Given information start
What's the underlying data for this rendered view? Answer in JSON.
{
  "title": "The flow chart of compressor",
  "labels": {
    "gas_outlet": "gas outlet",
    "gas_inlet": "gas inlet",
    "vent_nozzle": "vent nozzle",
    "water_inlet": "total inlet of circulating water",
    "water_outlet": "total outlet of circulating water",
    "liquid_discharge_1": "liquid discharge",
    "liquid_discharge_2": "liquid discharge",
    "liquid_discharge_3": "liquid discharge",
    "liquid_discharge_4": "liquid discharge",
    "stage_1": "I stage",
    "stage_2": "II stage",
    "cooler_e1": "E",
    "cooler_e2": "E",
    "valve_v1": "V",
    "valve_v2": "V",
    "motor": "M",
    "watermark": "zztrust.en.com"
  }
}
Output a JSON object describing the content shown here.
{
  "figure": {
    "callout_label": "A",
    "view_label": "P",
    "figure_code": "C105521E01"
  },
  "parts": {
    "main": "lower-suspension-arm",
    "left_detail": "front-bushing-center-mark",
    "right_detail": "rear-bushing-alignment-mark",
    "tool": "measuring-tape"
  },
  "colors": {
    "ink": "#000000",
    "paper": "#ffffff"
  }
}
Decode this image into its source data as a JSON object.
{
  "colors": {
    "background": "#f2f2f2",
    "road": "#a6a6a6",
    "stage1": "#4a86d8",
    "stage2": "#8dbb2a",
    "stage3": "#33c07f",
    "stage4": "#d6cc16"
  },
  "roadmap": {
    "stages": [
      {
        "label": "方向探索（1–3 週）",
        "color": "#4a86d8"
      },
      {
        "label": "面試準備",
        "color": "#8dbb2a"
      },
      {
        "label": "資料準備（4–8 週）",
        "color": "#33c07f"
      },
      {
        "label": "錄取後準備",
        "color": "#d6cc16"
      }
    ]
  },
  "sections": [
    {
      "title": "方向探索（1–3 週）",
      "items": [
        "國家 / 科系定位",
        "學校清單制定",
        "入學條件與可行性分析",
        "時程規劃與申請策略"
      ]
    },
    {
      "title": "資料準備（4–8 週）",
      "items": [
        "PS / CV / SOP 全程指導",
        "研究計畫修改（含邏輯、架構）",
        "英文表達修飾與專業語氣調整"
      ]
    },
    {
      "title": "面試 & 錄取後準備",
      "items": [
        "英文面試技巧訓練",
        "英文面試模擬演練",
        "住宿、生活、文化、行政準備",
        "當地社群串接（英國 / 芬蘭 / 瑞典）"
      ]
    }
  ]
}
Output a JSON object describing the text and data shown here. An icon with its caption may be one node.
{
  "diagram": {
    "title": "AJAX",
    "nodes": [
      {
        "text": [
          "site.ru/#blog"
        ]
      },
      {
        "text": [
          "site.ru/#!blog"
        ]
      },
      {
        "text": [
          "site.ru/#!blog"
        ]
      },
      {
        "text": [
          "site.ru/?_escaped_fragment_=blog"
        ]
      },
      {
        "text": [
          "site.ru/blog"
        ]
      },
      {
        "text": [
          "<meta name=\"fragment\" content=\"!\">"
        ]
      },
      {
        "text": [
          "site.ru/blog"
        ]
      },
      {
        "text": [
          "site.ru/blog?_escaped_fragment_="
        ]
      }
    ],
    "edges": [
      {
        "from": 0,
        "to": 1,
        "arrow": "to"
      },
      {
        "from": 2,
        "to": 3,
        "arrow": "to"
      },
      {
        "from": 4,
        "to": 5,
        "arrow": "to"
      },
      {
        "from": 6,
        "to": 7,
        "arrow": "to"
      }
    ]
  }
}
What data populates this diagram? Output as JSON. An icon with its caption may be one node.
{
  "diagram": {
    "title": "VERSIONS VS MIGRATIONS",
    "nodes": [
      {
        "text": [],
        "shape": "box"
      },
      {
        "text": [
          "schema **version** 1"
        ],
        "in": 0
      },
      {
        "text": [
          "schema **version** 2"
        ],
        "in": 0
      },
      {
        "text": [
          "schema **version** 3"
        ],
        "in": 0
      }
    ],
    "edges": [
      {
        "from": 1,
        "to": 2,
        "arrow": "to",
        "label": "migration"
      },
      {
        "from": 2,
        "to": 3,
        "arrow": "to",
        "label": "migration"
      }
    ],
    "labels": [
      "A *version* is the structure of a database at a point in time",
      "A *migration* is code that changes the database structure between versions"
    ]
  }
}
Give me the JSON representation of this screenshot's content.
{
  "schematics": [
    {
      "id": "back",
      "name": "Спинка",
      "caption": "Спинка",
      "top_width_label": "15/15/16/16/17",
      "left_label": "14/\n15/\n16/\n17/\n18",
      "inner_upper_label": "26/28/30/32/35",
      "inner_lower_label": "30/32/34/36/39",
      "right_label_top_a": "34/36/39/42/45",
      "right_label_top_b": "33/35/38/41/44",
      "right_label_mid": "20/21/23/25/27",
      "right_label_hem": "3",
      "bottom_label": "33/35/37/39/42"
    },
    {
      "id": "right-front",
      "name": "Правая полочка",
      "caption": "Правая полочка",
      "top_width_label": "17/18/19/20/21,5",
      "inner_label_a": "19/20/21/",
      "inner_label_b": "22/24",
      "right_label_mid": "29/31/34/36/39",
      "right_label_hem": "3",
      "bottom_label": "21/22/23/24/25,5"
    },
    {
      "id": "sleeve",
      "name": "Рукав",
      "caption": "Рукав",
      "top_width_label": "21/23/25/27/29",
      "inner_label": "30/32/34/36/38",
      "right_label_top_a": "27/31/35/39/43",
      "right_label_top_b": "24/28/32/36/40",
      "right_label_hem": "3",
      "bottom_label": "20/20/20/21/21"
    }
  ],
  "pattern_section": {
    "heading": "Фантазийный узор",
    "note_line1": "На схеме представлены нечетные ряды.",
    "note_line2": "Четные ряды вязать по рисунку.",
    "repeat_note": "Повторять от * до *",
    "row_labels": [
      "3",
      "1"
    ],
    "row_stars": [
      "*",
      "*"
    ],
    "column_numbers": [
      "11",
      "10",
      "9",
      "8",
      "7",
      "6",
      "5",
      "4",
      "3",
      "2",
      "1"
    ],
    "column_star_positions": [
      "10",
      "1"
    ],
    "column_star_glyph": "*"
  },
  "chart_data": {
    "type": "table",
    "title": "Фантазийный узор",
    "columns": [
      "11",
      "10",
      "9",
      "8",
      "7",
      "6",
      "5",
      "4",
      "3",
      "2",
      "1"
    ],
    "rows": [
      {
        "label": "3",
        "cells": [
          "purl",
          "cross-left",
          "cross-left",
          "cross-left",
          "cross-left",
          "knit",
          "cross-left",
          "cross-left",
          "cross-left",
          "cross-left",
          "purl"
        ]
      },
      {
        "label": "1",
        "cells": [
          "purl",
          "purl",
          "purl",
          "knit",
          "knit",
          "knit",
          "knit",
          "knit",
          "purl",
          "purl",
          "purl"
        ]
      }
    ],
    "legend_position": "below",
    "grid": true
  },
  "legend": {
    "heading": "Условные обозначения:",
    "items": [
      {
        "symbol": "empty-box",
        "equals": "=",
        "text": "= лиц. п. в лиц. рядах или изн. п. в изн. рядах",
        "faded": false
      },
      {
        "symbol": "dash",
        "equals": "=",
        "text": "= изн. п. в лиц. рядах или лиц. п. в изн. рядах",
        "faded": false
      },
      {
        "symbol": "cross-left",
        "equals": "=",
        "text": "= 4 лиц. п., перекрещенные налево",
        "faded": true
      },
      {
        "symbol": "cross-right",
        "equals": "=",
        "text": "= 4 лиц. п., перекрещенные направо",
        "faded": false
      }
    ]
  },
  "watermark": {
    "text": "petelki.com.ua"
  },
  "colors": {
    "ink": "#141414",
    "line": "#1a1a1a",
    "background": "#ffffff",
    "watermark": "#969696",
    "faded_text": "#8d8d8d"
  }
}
Given information end
Task to complete: Give all the entries again exactly; leave none out.

Exercise solution:
What's the underlying data for this rendered view? Answer in JSON.
{
  "title": "The flow chart of compressor",
  "labels": {
    "gas_outlet": "gas outlet",
    "gas_inlet": "gas inlet",
    "vent_nozzle": "vent nozzle",
    "water_inlet": "total inlet of circulating water",
    "water_outlet": "total outlet of circulating water",
    "liquid_discharge_1": "liquid discharge",
    "liquid_discharge_2": "liquid discharge",
    "liquid_discharge_3": "liquid discharge",
    "liquid_discharge_4": "liquid discharge",
    "stage_1": "I stage",
    "stage_2": "II stage",
    "cooler_e1": "E",
    "cooler_e2": "E",
    "valve_v1": "V",
    "valve_v2": "V",
    "motor": "M",
    "watermark": "zztrust.en.com"
  }
}
Output a JSON object describing the content shown here.
{
  "figure": {
    "callout_label": "A",
    "view_label": "P",
    "figure_code": "C105521E01"
  },
  "parts": {
    "main": "lower-suspension-arm",
    "left_detail": "front-bushing-center-mark",
    "right_detail": "rear-bushing-alignment-mark",
    "tool": "measuring-tape"
  },
  "colors": {
    "ink": "#000000",
    "paper": "#ffffff"
  }
}
Decode this image into its source data as a JSON object.
{
  "colors": {
    "background": "#f2f2f2",
    "road": "#a6a6a6",
    "stage1": "#4a86d8",
    "stage2": "#8dbb2a",
    "stage3": "#33c07f",
    "stage4": "#d6cc16"
  },
  "roadmap": {
    "stages": [
      {
        "label": "方向探索（1–3 週）",
        "color": "#4a86d8"
      },
      {
        "label": "面試準備",
        "color": "#8dbb2a"
      },
      {
        "label": "資料準備（4–8 週）",
        "color": "#33c07f"
      },
      {
        "label": "錄取後準備",
        "color": "#d6cc16"
      }
    ]
  },
  "sections": [
    {
      "title": "方向探索（1–3 週）",
      "items": [
        "國家 / 科系定位",
        "學校清單制定",
        "入學條件與可行性分析",
        "時程規劃與申請策略"
      ]
    },
    {
      "title": "資料準備（4–8 週）",
      "items": [
        "PS / CV / SOP 全程指導",
        "研究計畫修改（含邏輯、架構）",
        "英文表達修飾與專業語氣調整"
      ]
    },
    {
      "title": "面試 & 錄取後準備",
      "items": [
        "英文面試技巧訓練",
        "英文面試模擬演練",
        "住宿、生活、文化、行政準備",
        "當地社群串接（英國 / 芬蘭 / 瑞典）"
      ]
    }
  ]
}
Output a JSON object describing the text and data shown here. An icon with its caption may be one node.
{
  "diagram": {
    "title": "AJAX",
    "nodes": [
      {
        "text": [
          "site.ru/#blog"
        ]
      },
      {
        "text": [
          "site.ru/#!blog"
        ]
      },
      {
        "text": [
          "site.ru/#!blog"
        ]
      },
      {
        "text": [
          "site.ru/?_escaped_fragment_=blog"
        ]
      },
      {
        "text": [
          "site.ru/blog"
        ]
      },
      {
        "text": [
          "<meta name=\"fragment\" content=\"!\">"
        ]
      },
      {
        "text": [
          "site.ru/blog"
        ]
      },
      {
        "text": [
          "site.ru/blog?_escaped_fragment_="
        ]
      }
    ],
    "edges": [
      {
        "from": 0,
        "to": 1,
        "arrow": "to"
      },
      {
        "from": 2,
        "to": 3,
        "arrow": "to"
      },
      {
        "from": 4,
        "to": 5,
        "arrow": "to"
      },
      {
        "from": 6,
        "to": 7,
        "arrow": "to"
      }
    ]
  }
}
What data populates this diagram? Output as JSON. An icon with its caption may be one node.
{
  "diagram": {
    "title": "VERSIONS VS MIGRATIONS",
    "nodes": [
      {
        "text": [],
        "shape": "box"
      },
      {
        "text": [
          "schema **version** 1"
        ],
        "in": 0
      },
      {
        "text": [
          "schema **version** 2"
        ],
        "in": 0
      },
      {
        "text": [
          "schema **version** 3"
        ],
        "in": 0
      }
    ],
    "edges": [
      {
        "from": 1,
        "to": 2,
        "arrow": "to",
        "label": "migration"
      },
      {
        "from": 2,
        "to": 3,
        "arrow": "to",
        "label": "migration"
      }
    ],
    "labels": [
      "A *version* is the structure of a database at a point in time",
      "A *migration* is code that changes the database structure between versions"
    ]
  }
}
Give me the JSON representation of this screenshot's content.
{
  "schematics": [
    {
      "id": "back",
      "name": "Спинка",
      "caption": "Спинка",
      "top_width_label": "15/15/16/16/17",
      "left_label": "14/\n15/\n16/\n17/\n18",
      "inner_upper_label": "26/28/30/32/35",
      "inner_lower_label": "30/32/34/36/39",
      "right_label_top_a": "34/36/39/42/45",
      "right_label_top_b": "33/35/38/41/44",
      "right_label_mid": "20/21/23/25/27",
      "right_label_hem": "3",
      "bottom_label": "33/35/37/39/42"
    },
    {
      "id": "right-front",
      "name": "Правая полочка",
      "caption": "Правая полочка",
      "top_width_label": "17/18/19/20/21,5",
      "inner_label_a": "19/20/21/",
      "inner_label_b": "22/24",
      "right_label_mid": "29/31/34/36/39",
      "right_label_hem": "3",
      "bottom_label": "21/22/23/24/25,5"
    },
    {
      "id": "sleeve",
      "name": "Рукав",
      "caption": "Рукав",
      "top_width_label": "21/23/25/27/29",
      "inner_label": "30/32/34/36/38",
      "right_label_top_a": "27/31/35/39/43",
      "right_label_top_b": "24/28/32/36/40",
      "right_label_hem": "3",
      "bottom_label": "20/20/20/21/21"
    }
  ],
  "pattern_section": {
    "heading": "Фантазийный узор",
    "note_line1": "На схеме представлены нечетные ряды.",
    "note_line2": "Четные ряды вязать по рисунку.",
    "repeat_note": "Повторять от * до *",
    "row_labels": [
      "3",
      "1"
    ],
    "row_stars": [
      "*",
      "*"
    ],
    "column_numbers": [
      "11",
      "10",
      "9",
      "8",
      "7",
      "6",
      "5",
      "4",
      "3",
      "2",
      "1"
    ],
    "column_star_positions": [
      "10",
      "1"
    ],
    "column_star_glyph": "*"
  },
  "chart_data": {
    "type": "table",
    "title": "Фантазийный узор",
    "columns": [
      "11",
      "10",
      "9",
      "8",
      "7",
      "6",
      "5",
      "4",
      "3",
      "2",
      "1"
    ],
    "rows": [
      {
        "label": "3",
        "cells": [
          "purl",
          "cross-left",
          "cross-left",
          "cross-left",
          "cross-left",
          "knit",
          "cross-left",
          "cross-left",
          "cross-left",
          "cross-left",
          "purl"
        ]
      },
      {
        "label": "1",
        "cells": [
          "purl",
          "purl",
          "purl",
          "knit",
          "knit",
          "knit",
          "knit",
          "knit",
          "purl",
          "purl",
          "purl"
        ]
      }
    ],
    "legend_position": "below",
    "grid": true
  },
  "legend": {
    "heading": "Условные обозначения:",
    "items": [
      {
        "symbol": "empty-box",
        "equals": "=",
        "text": "= лиц. п. в лиц. рядах или изн. п. в изн. рядах",
        "faded": false
      },
      {
        "symbol": "dash",
        "equals": "=",
        "text": "= изн. п. в лиц. рядах или лиц. п. в изн. рядах",
        "faded": false
      },
      {
        "symbol": "cross-left",
        "equals": "=",
        "text": "= 4 лиц. п., перекрещенные налево",
        "faded": true
      },
      {
        "symbol": "cross-right",
        "equals": "=",
        "text": "= 4 лиц. п., перекрещенные направо",
        "faded": false
      }
    ]
  },
  "watermark": {
    "text": "petelki.com.ua"
  },
  "colors": {
    "ink": "#141414",
    "line": "#1a1a1a",
    "background": "#ffffff",
    "watermark": "#969696",
    "faded_text": "#8d8d8d"
  }
}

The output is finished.